-------- EXTRACTED INFORMATION --------
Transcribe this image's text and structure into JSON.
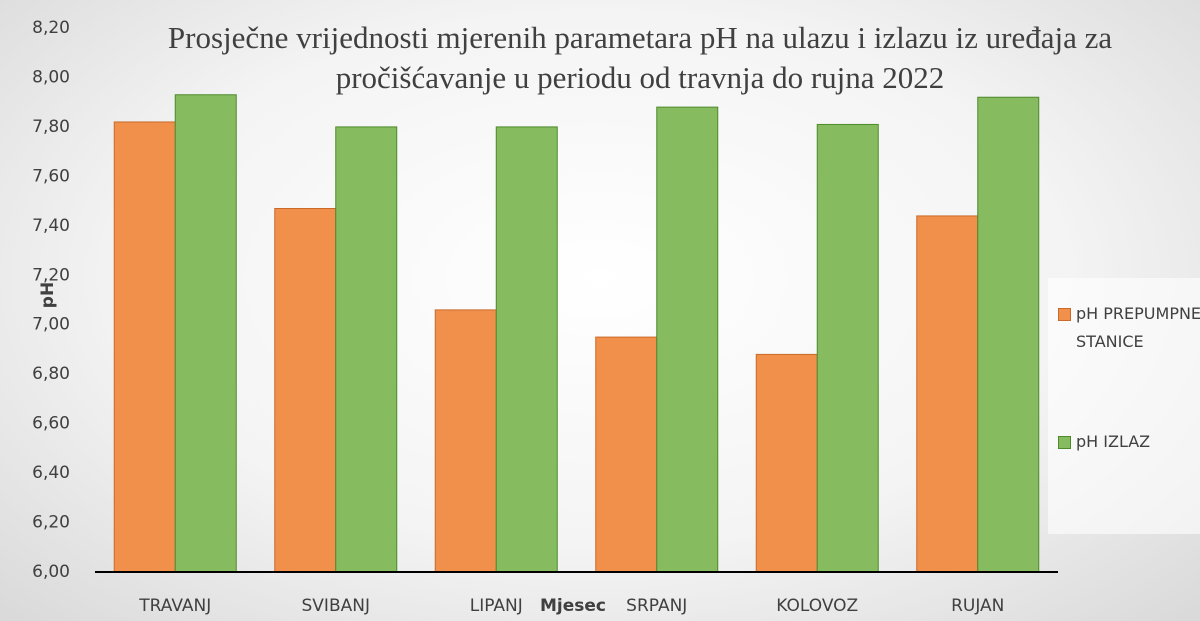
{
  "chart_data": {
    "type": "bar",
    "title": "Prosječne vrijednosti mjerenih parametara pH na ulazu i izlazu iz uređaja za pročišćavanje u periodu od travnja do rujna 2022",
    "x_label": "Mjesec",
    "y_label": "pH",
    "categories": [
      "TRAVANJ",
      "SVIBANJ",
      "LIPANJ",
      "SRPANJ",
      "KOLOVOZ",
      "RUJAN"
    ],
    "series": [
      {
        "name": "pH PREPUMPNE STANICE",
        "color": "#f0904a",
        "values": [
          7.82,
          7.47,
          7.06,
          6.95,
          6.88,
          7.44
        ]
      },
      {
        "name": "pH IZLAZ",
        "color": "#86bb60",
        "values": [
          7.93,
          7.8,
          7.8,
          7.88,
          7.81,
          7.92
        ]
      }
    ],
    "ylim": [
      6.0,
      8.2
    ],
    "yticks": [
      {
        "value": 6.0,
        "label": "6,00"
      },
      {
        "value": 6.2,
        "label": "6,20"
      },
      {
        "value": 6.4,
        "label": "6,40"
      },
      {
        "value": 6.6,
        "label": "6,60"
      },
      {
        "value": 6.8,
        "label": "6,80"
      },
      {
        "value": 7.0,
        "label": "7,00"
      },
      {
        "value": 7.2,
        "label": "7,20"
      },
      {
        "value": 7.4,
        "label": "7,40"
      },
      {
        "value": 7.6,
        "label": "7,60"
      },
      {
        "value": 7.8,
        "label": "7,80"
      },
      {
        "value": 8.0,
        "label": "8,00"
      },
      {
        "value": 8.2,
        "label": "8,20"
      }
    ],
    "grid": false,
    "legend": "right"
  }
}
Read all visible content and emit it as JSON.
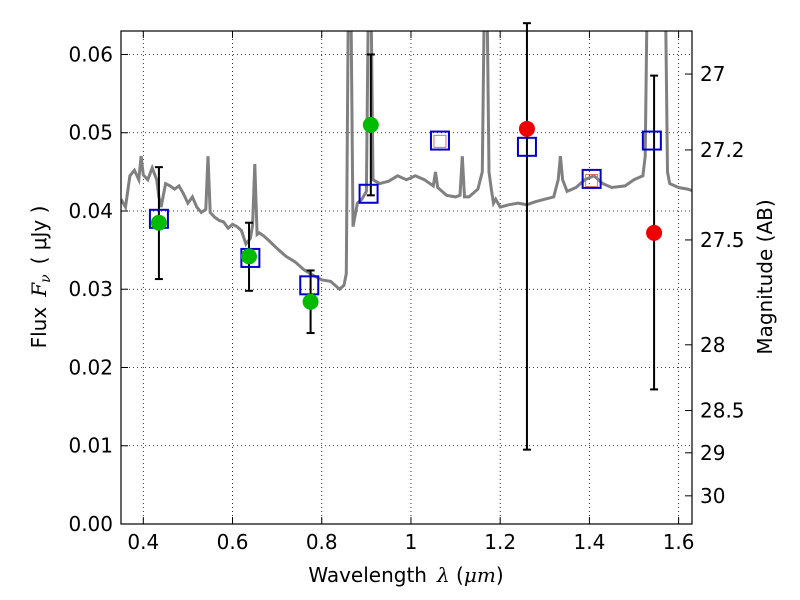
{
  "chart_data": {
    "type": "scatter",
    "xlabel_text": "Wavelength",
    "xlabel_symbol": "λ",
    "xlabel_unit_open": " (",
    "xlabel_unit": "μm",
    "xlabel_unit_close": ")",
    "ylabel_text": "Flux",
    "ylabel_symbol": "F",
    "ylabel_sub": "ν",
    "ylabel_unit": "( μJy )",
    "y2label": "Magnitude (AB)",
    "xlim": [
      0.35,
      1.63
    ],
    "ylim": [
      0.0,
      0.063
    ],
    "grid": true,
    "x_ticks": [
      0.4,
      0.6,
      0.8,
      1.0,
      1.2,
      1.4,
      1.6
    ],
    "x_tick_labels": [
      "0.4",
      "0.6",
      "0.8",
      "1",
      "1.2",
      "1.4",
      "1.6"
    ],
    "y_ticks": [
      0.0,
      0.01,
      0.02,
      0.03,
      0.04,
      0.05,
      0.06
    ],
    "y_tick_labels": [
      "0.00",
      "0.01",
      "0.02",
      "0.03",
      "0.04",
      "0.05",
      "0.06"
    ],
    "y2_ticks": [
      {
        "label": "27",
        "flux": 0.0575
      },
      {
        "label": "27.2",
        "flux": 0.0478
      },
      {
        "label": "27.5",
        "flux": 0.0363
      },
      {
        "label": "28",
        "flux": 0.0229
      },
      {
        "label": "28.5",
        "flux": 0.0145
      },
      {
        "label": "29",
        "flux": 0.0091
      },
      {
        "label": "30",
        "flux": 0.0036
      }
    ],
    "colors": {
      "model": "#808080",
      "model_flux": "#0000cc",
      "detection": "#00bb00",
      "non_detection": "#ee0000",
      "error_bar": "#000000",
      "inner_box": "#ee6666"
    },
    "series": [
      {
        "kind": "model-spectrum",
        "points": [
          [
            0.35,
            0.0415
          ],
          [
            0.36,
            0.0405
          ],
          [
            0.37,
            0.0445
          ],
          [
            0.38,
            0.0452
          ],
          [
            0.39,
            0.044
          ],
          [
            0.395,
            0.047
          ],
          [
            0.4,
            0.0446
          ],
          [
            0.41,
            0.044
          ],
          [
            0.42,
            0.0455
          ],
          [
            0.43,
            0.044
          ],
          [
            0.435,
            0.0418
          ],
          [
            0.44,
            0.0405
          ],
          [
            0.45,
            0.0435
          ],
          [
            0.46,
            0.0432
          ],
          [
            0.47,
            0.0428
          ],
          [
            0.48,
            0.0432
          ],
          [
            0.49,
            0.0422
          ],
          [
            0.5,
            0.041
          ],
          [
            0.51,
            0.0418
          ],
          [
            0.52,
            0.0405
          ],
          [
            0.53,
            0.0398
          ],
          [
            0.54,
            0.0402
          ],
          [
            0.545,
            0.047
          ],
          [
            0.55,
            0.0398
          ],
          [
            0.56,
            0.0392
          ],
          [
            0.57,
            0.0388
          ],
          [
            0.58,
            0.0386
          ],
          [
            0.59,
            0.0378
          ],
          [
            0.6,
            0.0383
          ],
          [
            0.61,
            0.038
          ],
          [
            0.62,
            0.0375
          ],
          [
            0.63,
            0.0358
          ],
          [
            0.64,
            0.0365
          ],
          [
            0.645,
            0.0382
          ],
          [
            0.65,
            0.046
          ],
          [
            0.655,
            0.037
          ],
          [
            0.66,
            0.0372
          ],
          [
            0.67,
            0.0368
          ],
          [
            0.68,
            0.0363
          ],
          [
            0.7,
            0.0352
          ],
          [
            0.72,
            0.0342
          ],
          [
            0.74,
            0.0335
          ],
          [
            0.76,
            0.0325
          ],
          [
            0.78,
            0.0318
          ],
          [
            0.8,
            0.0312
          ],
          [
            0.82,
            0.031
          ],
          [
            0.84,
            0.03
          ],
          [
            0.85,
            0.0305
          ],
          [
            0.855,
            0.032
          ],
          [
            0.86,
            0.07
          ],
          [
            0.865,
            0.07
          ],
          [
            0.87,
            0.038
          ],
          [
            0.88,
            0.041
          ],
          [
            0.89,
            0.0415
          ],
          [
            0.9,
            0.0425
          ],
          [
            0.905,
            0.07
          ],
          [
            0.91,
            0.07
          ],
          [
            0.915,
            0.044
          ],
          [
            0.93,
            0.0435
          ],
          [
            0.95,
            0.0438
          ],
          [
            0.97,
            0.0445
          ],
          [
            0.99,
            0.044
          ],
          [
            1.01,
            0.0445
          ],
          [
            1.03,
            0.044
          ],
          [
            1.05,
            0.0432
          ],
          [
            1.055,
            0.045
          ],
          [
            1.06,
            0.043
          ],
          [
            1.08,
            0.042
          ],
          [
            1.1,
            0.0418
          ],
          [
            1.11,
            0.042
          ],
          [
            1.115,
            0.047
          ],
          [
            1.12,
            0.0418
          ],
          [
            1.13,
            0.0418
          ],
          [
            1.15,
            0.0428
          ],
          [
            1.16,
            0.045
          ],
          [
            1.165,
            0.07
          ],
          [
            1.17,
            0.07
          ],
          [
            1.175,
            0.045
          ],
          [
            1.18,
            0.0428
          ],
          [
            1.185,
            0.041
          ],
          [
            1.19,
            0.0415
          ],
          [
            1.2,
            0.0405
          ],
          [
            1.22,
            0.0408
          ],
          [
            1.24,
            0.041
          ],
          [
            1.26,
            0.0408
          ],
          [
            1.28,
            0.0412
          ],
          [
            1.3,
            0.0415
          ],
          [
            1.32,
            0.0418
          ],
          [
            1.33,
            0.044
          ],
          [
            1.335,
            0.047
          ],
          [
            1.34,
            0.044
          ],
          [
            1.35,
            0.0425
          ],
          [
            1.37,
            0.043
          ],
          [
            1.39,
            0.044
          ],
          [
            1.41,
            0.0445
          ],
          [
            1.43,
            0.0435
          ],
          [
            1.45,
            0.043
          ],
          [
            1.48,
            0.0432
          ],
          [
            1.5,
            0.044
          ],
          [
            1.52,
            0.0445
          ],
          [
            1.525,
            0.047
          ],
          [
            1.53,
            0.07
          ],
          [
            1.55,
            0.07
          ],
          [
            1.56,
            0.07
          ],
          [
            1.57,
            0.07
          ],
          [
            1.575,
            0.045
          ],
          [
            1.58,
            0.0435
          ],
          [
            1.6,
            0.043
          ],
          [
            1.62,
            0.0428
          ],
          [
            1.63,
            0.0426
          ]
        ]
      },
      {
        "kind": "model-band-flux",
        "points": [
          {
            "x": 0.435,
            "y": 0.039
          },
          {
            "x": 0.64,
            "y": 0.034
          },
          {
            "x": 0.772,
            "y": 0.0305
          },
          {
            "x": 0.905,
            "y": 0.0422
          },
          {
            "x": 1.065,
            "y": 0.049
          },
          {
            "x": 1.26,
            "y": 0.0482
          },
          {
            "x": 1.405,
            "y": 0.0441
          },
          {
            "x": 1.54,
            "y": 0.049
          }
        ]
      },
      {
        "kind": "inner-marker",
        "points": [
          {
            "x": 1.065,
            "y": 0.0489
          },
          {
            "x": 1.405,
            "y": 0.0439
          }
        ]
      },
      {
        "kind": "detections",
        "points": [
          {
            "x": 0.435,
            "y": 0.0385,
            "err_lo": 0.0313,
            "err_hi": 0.0456
          },
          {
            "x": 0.637,
            "y": 0.0342,
            "err_lo": 0.0298,
            "err_hi": 0.0385
          },
          {
            "x": 0.775,
            "y": 0.0284,
            "err_lo": 0.0244,
            "err_hi": 0.0324
          },
          {
            "x": 0.91,
            "y": 0.051,
            "err_lo": 0.042,
            "err_hi": 0.06
          }
        ]
      },
      {
        "kind": "non-detections",
        "points": [
          {
            "x": 1.26,
            "y": 0.0505,
            "err_lo": 0.0095,
            "err_hi": 0.064
          },
          {
            "x": 1.545,
            "y": 0.0372,
            "err_lo": 0.0172,
            "err_hi": 0.0573
          }
        ]
      }
    ]
  }
}
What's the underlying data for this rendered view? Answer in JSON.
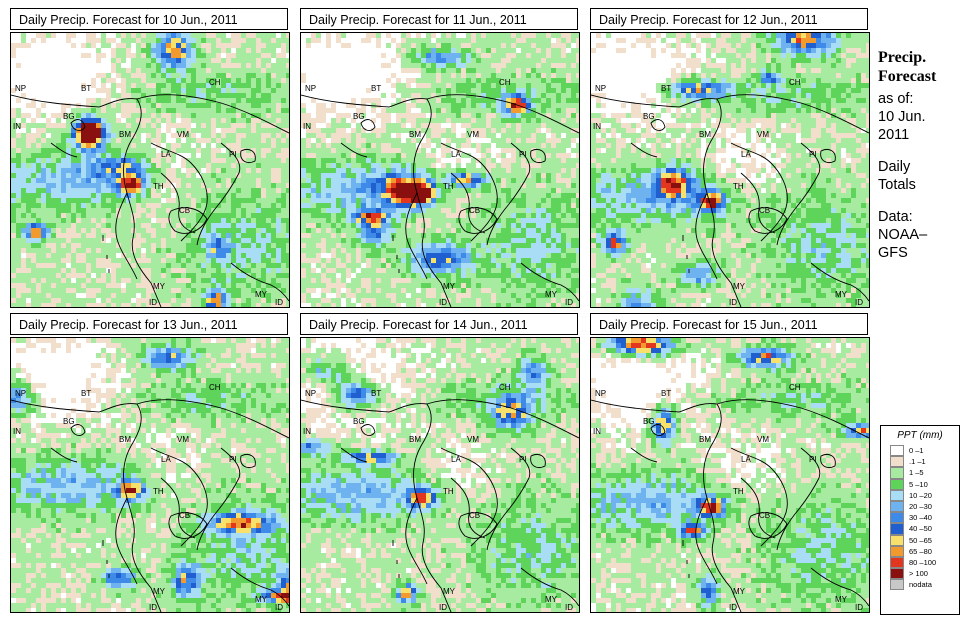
{
  "panels": [
    {
      "title": "Daily Precip. Forecast for  10 Jun., 2011",
      "seed": 11
    },
    {
      "title": "Daily Precip. Forecast for  11 Jun., 2011",
      "seed": 23
    },
    {
      "title": "Daily Precip. Forecast for  12 Jun., 2011",
      "seed": 37
    },
    {
      "title": "Daily Precip. Forecast for  13 Jun., 2011",
      "seed": 41
    },
    {
      "title": "Daily Precip. Forecast for  14 Jun., 2011",
      "seed": 53
    },
    {
      "title": "Daily Precip. Forecast for  15 Jun., 2011",
      "seed": 67
    }
  ],
  "country_labels": [
    "NP",
    "BT",
    "IN",
    "BG",
    "BM",
    "CH",
    "VM",
    "LA",
    "TH",
    "CB",
    "MY",
    "ID",
    "MY",
    "ID",
    "PI"
  ],
  "sidebar": {
    "heading1": "Precip.",
    "heading2": "Forecast",
    "line1": "as of:",
    "line2": "10 Jun.",
    "line3": "2011",
    "line4": "Daily",
    "line5": "Totals",
    "line6": "Data:",
    "line7": "NOAA–",
    "line8": "GFS"
  },
  "legend": {
    "title": "PPT (mm)",
    "items": [
      {
        "label": "0 –1",
        "color": "#ffffff"
      },
      {
        "label": ".1 –1",
        "color": "#f1dfcb"
      },
      {
        "label": "1 –5",
        "color": "#a6eb9f"
      },
      {
        "label": "5 –10",
        "color": "#5fd45a"
      },
      {
        "label": "10 –20",
        "color": "#a9dcf5"
      },
      {
        "label": "20 –30",
        "color": "#6eb3f0"
      },
      {
        "label": "30 –40",
        "color": "#3d8ae8"
      },
      {
        "label": "40 –50",
        "color": "#1f5fd0"
      },
      {
        "label": "50 –65",
        "color": "#f7e16b"
      },
      {
        "label": "65 –80",
        "color": "#f29a2e"
      },
      {
        "label": "80 –100",
        "color": "#e2371e"
      },
      {
        "label": "> 100",
        "color": "#8a1010"
      },
      {
        "label": "nodata",
        "color": "#c8c8c8"
      }
    ]
  }
}
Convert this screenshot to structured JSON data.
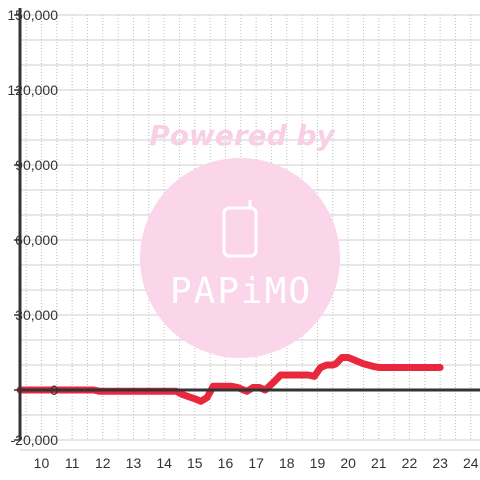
{
  "chart_data": {
    "type": "line",
    "x_ticks": [
      "10",
      "11",
      "12",
      "13",
      "14",
      "15",
      "16",
      "17",
      "18",
      "19",
      "20",
      "21",
      "22",
      "23",
      "24"
    ],
    "y_ticks": [
      "150,000",
      "120,000",
      "90,000",
      "60,000",
      "30,000",
      "0",
      "-20,000"
    ],
    "y_tick_values": [
      150000,
      120000,
      90000,
      60000,
      30000,
      0,
      -20000
    ],
    "xlim": [
      9.3,
      24.3
    ],
    "ylim": [
      -20000,
      150000
    ],
    "grid": true,
    "series": [
      {
        "color": "#e8283c",
        "x": [
          9.3,
          11.7,
          11.9,
          12.7,
          14.4,
          14.6,
          15.0,
          15.2,
          15.4,
          15.6,
          16.2,
          16.4,
          16.7,
          16.9,
          17.1,
          17.3,
          17.6,
          17.8,
          18.7,
          18.9,
          19.1,
          19.3,
          19.5,
          19.6,
          19.8,
          20.0,
          20.2,
          20.5,
          20.8,
          21.0,
          23.0
        ],
        "y": [
          0,
          0,
          -500,
          -500,
          -500,
          -1800,
          -3500,
          -4500,
          -3000,
          1500,
          1500,
          1000,
          -500,
          1000,
          1000,
          0,
          3500,
          6000,
          6000,
          5500,
          9000,
          10000,
          10000,
          10500,
          13000,
          13000,
          12000,
          10500,
          9500,
          9000,
          9000
        ]
      }
    ]
  },
  "watermark": {
    "text": "Powered by",
    "brand": "PAPiMO",
    "circle_color": "#fbd6ea",
    "text_color": "#f8cfe3"
  }
}
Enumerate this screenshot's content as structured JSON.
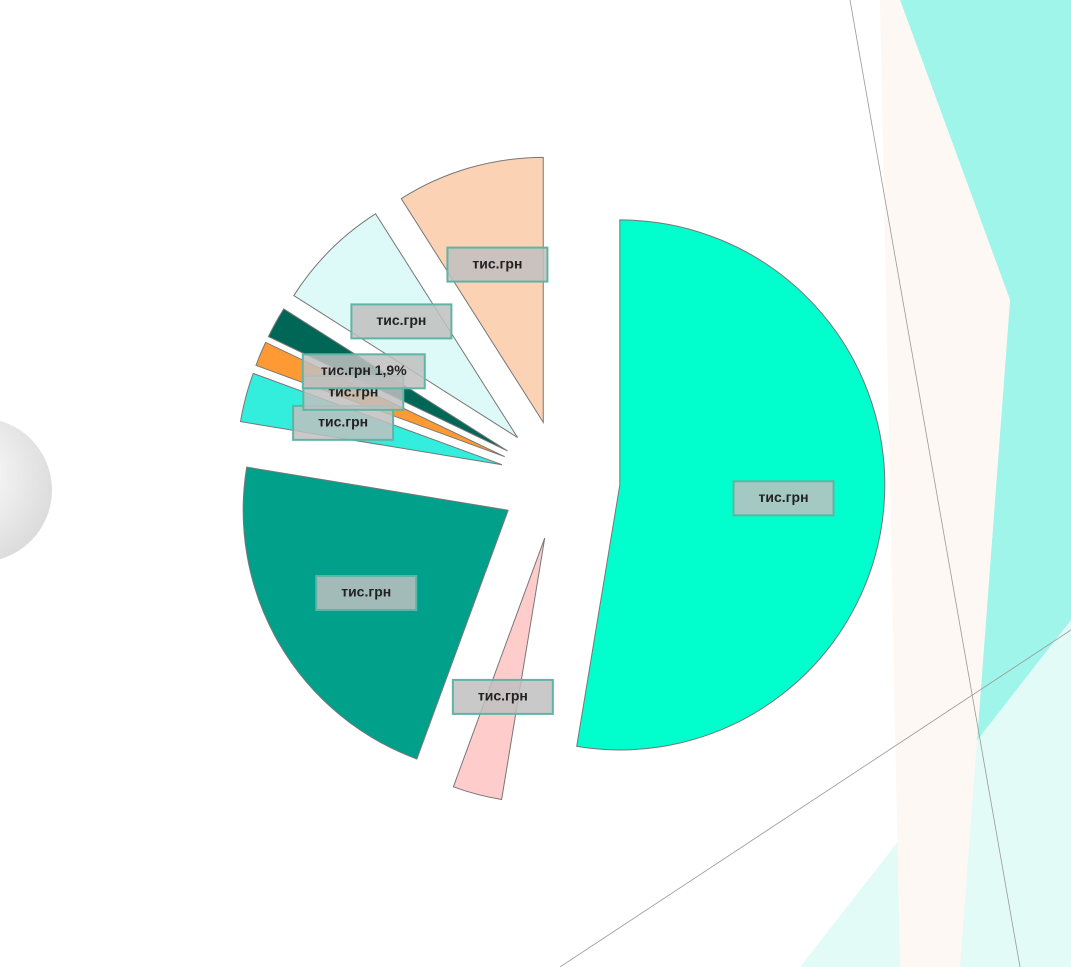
{
  "chart_data": {
    "type": "pie",
    "values": [
      52.6,
      3,
      22,
      3,
      1.5,
      1.9,
      7,
      9
    ],
    "value_labels": [
      "тис.грн",
      "тис.грн",
      "тис.грн",
      "тис.грн",
      "тис.грн",
      "тис.грн 1,9%",
      "тис.грн",
      "тис.грн"
    ],
    "colors": [
      "#00ffcc",
      "#ffcccc",
      "#00a08a",
      "#33eedd",
      "#ff9933",
      "#006655",
      "#ddfaf8",
      "#fcd2b4"
    ]
  }
}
--------
AIM OF THE TASK = Return, from the data, each line that has the word "screenshot" in it.

ANSWER TO THIS PROBLEM =
Convert this screenshot to structured JSON data.
Enumerate this screenshot's content as structured JSON.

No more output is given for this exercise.